§ What you will do: Print the rows verbatim, from the first row through the row containing "data-label: 4 bbox=[81, 339, 95, 366]", both included.

┌─ Material

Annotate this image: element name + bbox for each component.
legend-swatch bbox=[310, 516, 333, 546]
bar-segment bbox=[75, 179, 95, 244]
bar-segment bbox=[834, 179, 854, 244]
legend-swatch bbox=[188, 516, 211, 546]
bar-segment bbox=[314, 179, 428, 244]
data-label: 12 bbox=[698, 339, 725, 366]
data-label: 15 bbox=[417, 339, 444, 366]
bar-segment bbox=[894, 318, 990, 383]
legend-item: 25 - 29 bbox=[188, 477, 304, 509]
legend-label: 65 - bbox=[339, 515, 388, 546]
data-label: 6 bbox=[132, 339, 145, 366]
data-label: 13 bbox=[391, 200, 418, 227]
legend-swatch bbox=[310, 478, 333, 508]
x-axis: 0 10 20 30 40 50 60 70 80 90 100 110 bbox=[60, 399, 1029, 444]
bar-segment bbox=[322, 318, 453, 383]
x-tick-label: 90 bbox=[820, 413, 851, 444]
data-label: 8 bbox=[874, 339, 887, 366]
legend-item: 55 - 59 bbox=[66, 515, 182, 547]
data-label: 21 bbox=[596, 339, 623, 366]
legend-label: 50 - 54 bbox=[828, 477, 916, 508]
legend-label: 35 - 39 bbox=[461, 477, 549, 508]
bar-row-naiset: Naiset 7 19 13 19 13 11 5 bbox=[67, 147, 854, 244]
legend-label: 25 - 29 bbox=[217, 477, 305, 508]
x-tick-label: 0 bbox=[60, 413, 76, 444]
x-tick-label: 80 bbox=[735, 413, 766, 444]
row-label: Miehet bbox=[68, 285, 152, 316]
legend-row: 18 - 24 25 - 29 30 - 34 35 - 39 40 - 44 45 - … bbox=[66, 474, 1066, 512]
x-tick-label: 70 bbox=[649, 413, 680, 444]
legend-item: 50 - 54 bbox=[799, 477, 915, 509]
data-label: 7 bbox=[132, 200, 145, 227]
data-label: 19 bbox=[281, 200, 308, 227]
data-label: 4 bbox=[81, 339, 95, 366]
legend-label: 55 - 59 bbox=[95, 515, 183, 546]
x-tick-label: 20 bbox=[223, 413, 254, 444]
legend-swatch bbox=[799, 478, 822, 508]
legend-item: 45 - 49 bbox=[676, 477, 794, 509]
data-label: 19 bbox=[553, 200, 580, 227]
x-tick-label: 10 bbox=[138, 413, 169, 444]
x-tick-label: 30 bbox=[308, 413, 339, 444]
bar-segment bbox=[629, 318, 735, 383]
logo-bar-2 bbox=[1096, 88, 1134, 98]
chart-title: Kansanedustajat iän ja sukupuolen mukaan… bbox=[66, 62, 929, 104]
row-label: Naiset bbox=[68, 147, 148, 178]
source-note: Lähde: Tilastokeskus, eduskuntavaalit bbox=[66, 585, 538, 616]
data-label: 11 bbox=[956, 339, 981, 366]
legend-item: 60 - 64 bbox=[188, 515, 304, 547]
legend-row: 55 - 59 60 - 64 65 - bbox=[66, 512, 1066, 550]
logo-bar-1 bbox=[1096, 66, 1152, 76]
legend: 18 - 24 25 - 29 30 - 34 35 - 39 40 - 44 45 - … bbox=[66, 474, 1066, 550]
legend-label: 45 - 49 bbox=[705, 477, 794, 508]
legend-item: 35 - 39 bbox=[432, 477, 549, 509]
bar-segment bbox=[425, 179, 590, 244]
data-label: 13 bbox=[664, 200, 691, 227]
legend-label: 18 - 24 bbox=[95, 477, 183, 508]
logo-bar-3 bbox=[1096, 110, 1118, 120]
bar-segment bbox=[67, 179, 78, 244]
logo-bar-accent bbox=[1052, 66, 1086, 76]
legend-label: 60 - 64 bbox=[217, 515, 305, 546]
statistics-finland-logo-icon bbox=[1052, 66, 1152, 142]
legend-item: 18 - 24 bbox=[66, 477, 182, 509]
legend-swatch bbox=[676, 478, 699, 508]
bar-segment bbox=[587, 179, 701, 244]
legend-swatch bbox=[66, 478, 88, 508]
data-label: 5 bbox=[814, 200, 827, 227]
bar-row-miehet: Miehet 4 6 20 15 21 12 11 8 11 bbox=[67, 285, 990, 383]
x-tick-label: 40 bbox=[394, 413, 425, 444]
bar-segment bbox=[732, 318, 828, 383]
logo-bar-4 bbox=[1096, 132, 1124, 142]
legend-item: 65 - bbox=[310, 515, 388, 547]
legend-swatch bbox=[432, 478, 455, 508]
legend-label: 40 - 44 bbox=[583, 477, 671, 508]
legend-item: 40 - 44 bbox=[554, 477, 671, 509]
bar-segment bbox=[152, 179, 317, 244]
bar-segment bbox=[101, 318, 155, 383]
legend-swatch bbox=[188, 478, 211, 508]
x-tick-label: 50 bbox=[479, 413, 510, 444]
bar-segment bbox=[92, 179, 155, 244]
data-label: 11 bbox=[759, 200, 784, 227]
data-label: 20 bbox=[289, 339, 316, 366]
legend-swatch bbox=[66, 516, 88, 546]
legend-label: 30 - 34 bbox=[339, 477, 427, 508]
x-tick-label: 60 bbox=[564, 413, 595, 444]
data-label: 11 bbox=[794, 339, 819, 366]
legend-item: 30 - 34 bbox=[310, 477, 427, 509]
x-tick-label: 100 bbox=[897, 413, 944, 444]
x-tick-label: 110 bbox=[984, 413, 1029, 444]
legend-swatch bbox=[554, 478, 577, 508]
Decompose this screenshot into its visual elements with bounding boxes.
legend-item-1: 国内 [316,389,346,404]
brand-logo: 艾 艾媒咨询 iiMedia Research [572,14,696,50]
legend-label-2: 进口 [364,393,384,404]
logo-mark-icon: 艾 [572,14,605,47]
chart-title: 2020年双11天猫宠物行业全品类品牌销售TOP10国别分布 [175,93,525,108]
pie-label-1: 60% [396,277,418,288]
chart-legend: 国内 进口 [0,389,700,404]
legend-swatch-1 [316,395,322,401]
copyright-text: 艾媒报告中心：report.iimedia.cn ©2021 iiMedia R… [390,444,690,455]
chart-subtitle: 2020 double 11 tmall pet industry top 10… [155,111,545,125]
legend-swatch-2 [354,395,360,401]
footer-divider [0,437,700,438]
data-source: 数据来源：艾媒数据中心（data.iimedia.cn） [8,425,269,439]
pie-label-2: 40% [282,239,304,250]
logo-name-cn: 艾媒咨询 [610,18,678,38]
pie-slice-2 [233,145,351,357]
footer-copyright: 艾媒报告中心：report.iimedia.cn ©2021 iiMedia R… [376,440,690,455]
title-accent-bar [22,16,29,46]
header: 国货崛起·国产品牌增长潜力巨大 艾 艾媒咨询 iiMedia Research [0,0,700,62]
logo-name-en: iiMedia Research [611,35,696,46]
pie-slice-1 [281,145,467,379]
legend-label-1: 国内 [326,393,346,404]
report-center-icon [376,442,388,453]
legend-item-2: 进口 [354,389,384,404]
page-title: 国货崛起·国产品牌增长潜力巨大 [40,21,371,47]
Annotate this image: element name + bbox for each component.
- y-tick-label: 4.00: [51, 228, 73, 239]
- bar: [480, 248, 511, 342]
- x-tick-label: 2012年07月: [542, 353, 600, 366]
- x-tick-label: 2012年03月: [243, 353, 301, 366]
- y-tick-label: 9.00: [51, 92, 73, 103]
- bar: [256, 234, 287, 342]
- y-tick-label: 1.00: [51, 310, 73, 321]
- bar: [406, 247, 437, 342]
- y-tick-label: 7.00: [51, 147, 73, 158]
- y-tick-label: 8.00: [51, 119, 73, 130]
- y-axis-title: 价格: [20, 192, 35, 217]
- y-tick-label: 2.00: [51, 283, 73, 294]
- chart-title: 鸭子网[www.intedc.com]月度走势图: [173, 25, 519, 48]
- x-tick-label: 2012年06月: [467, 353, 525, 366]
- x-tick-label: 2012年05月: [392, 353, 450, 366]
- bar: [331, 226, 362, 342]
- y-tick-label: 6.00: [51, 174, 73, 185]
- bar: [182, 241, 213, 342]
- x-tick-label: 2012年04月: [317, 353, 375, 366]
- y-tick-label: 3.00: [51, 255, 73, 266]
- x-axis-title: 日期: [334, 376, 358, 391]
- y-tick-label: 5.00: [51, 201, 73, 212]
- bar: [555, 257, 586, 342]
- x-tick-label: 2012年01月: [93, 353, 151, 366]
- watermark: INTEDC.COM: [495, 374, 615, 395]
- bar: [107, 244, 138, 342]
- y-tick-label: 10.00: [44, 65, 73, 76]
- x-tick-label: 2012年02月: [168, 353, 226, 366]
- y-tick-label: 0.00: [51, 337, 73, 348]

└─

§ Response below:
Annotate this image: element name + bbox for each component.
legend-swatch bbox=[310, 516, 333, 546]
bar-segment bbox=[75, 179, 95, 244]
bar-segment bbox=[834, 179, 854, 244]
legend-swatch bbox=[188, 516, 211, 546]
bar-segment bbox=[314, 179, 428, 244]
data-label: 12 bbox=[698, 339, 725, 366]
data-label: 15 bbox=[417, 339, 444, 366]
bar-segment bbox=[894, 318, 990, 383]
legend-item: 25 - 29 bbox=[188, 477, 304, 509]
legend-label: 65 - bbox=[339, 515, 388, 546]
data-label: 6 bbox=[132, 339, 145, 366]
data-label: 13 bbox=[391, 200, 418, 227]
legend-swatch bbox=[310, 478, 333, 508]
x-axis: 0 10 20 30 40 50 60 70 80 90 100 110 bbox=[60, 399, 1029, 444]
bar-segment bbox=[322, 318, 453, 383]
x-tick-label: 90 bbox=[820, 413, 851, 444]
data-label: 8 bbox=[874, 339, 887, 366]
legend-item: 55 - 59 bbox=[66, 515, 182, 547]
data-label: 21 bbox=[596, 339, 623, 366]
legend-label: 50 - 54 bbox=[828, 477, 916, 508]
legend-label: 35 - 39 bbox=[461, 477, 549, 508]
bar-row-naiset: Naiset 7 19 13 19 13 11 5 bbox=[67, 147, 854, 244]
legend-label: 25 - 29 bbox=[217, 477, 305, 508]
x-tick-label: 0 bbox=[60, 413, 76, 444]
x-tick-label: 80 bbox=[735, 413, 766, 444]
row-label: Miehet bbox=[68, 285, 152, 316]
legend-row: 18 - 24 25 - 29 30 - 34 35 - 39 40 - 44 45 - … bbox=[66, 474, 1066, 512]
x-tick-label: 70 bbox=[649, 413, 680, 444]
legend-item: 50 - 54 bbox=[799, 477, 915, 509]
data-label: 7 bbox=[132, 200, 145, 227]
data-label: 19 bbox=[281, 200, 308, 227]
data-label: 4 bbox=[81, 339, 95, 366]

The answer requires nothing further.